The request » Scan the material that follows. Copy every line containing the word "либо".
+++ Extracted material
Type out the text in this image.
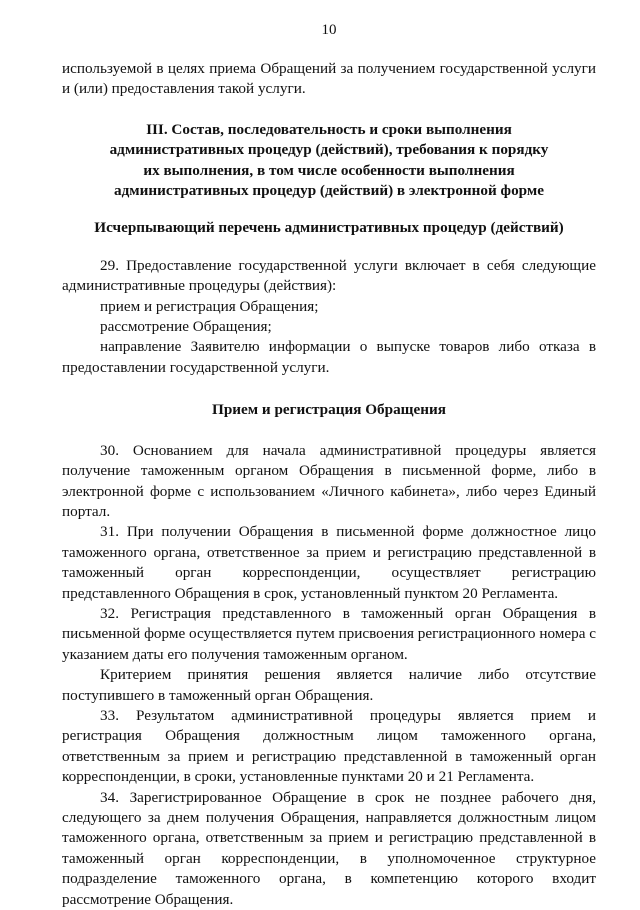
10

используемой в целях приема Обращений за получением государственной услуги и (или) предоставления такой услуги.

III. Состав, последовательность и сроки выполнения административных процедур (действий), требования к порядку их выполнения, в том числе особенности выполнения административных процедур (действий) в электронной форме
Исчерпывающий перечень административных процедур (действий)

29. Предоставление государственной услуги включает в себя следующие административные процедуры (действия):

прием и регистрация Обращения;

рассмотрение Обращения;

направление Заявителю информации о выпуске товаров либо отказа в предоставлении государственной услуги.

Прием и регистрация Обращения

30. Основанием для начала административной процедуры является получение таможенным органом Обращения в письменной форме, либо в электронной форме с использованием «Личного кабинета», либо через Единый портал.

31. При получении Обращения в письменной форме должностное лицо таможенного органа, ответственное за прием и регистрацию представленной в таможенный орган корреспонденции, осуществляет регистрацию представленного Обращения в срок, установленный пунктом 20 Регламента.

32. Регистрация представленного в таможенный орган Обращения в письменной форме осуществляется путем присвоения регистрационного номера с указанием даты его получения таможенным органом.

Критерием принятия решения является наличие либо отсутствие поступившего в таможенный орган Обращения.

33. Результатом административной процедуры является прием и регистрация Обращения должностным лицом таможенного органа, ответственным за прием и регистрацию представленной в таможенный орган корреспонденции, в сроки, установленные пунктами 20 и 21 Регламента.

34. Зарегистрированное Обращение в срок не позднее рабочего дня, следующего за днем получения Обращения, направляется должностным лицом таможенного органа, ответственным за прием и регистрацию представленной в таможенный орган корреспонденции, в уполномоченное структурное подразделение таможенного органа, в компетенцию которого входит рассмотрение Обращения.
++++++
Result of the task »
направление Заявителю информации о выпуске товаров либо отказа в предоставлении государственной услуги.
30. Основанием для начала административной процедуры является получение таможенным органом Обращения в письменной форме, либо в электронной форме с использованием «Личного кабинета», либо через Единый портал.
Критерием принятия решения является наличие либо отсутствие поступившего в таможенный орган Обращения.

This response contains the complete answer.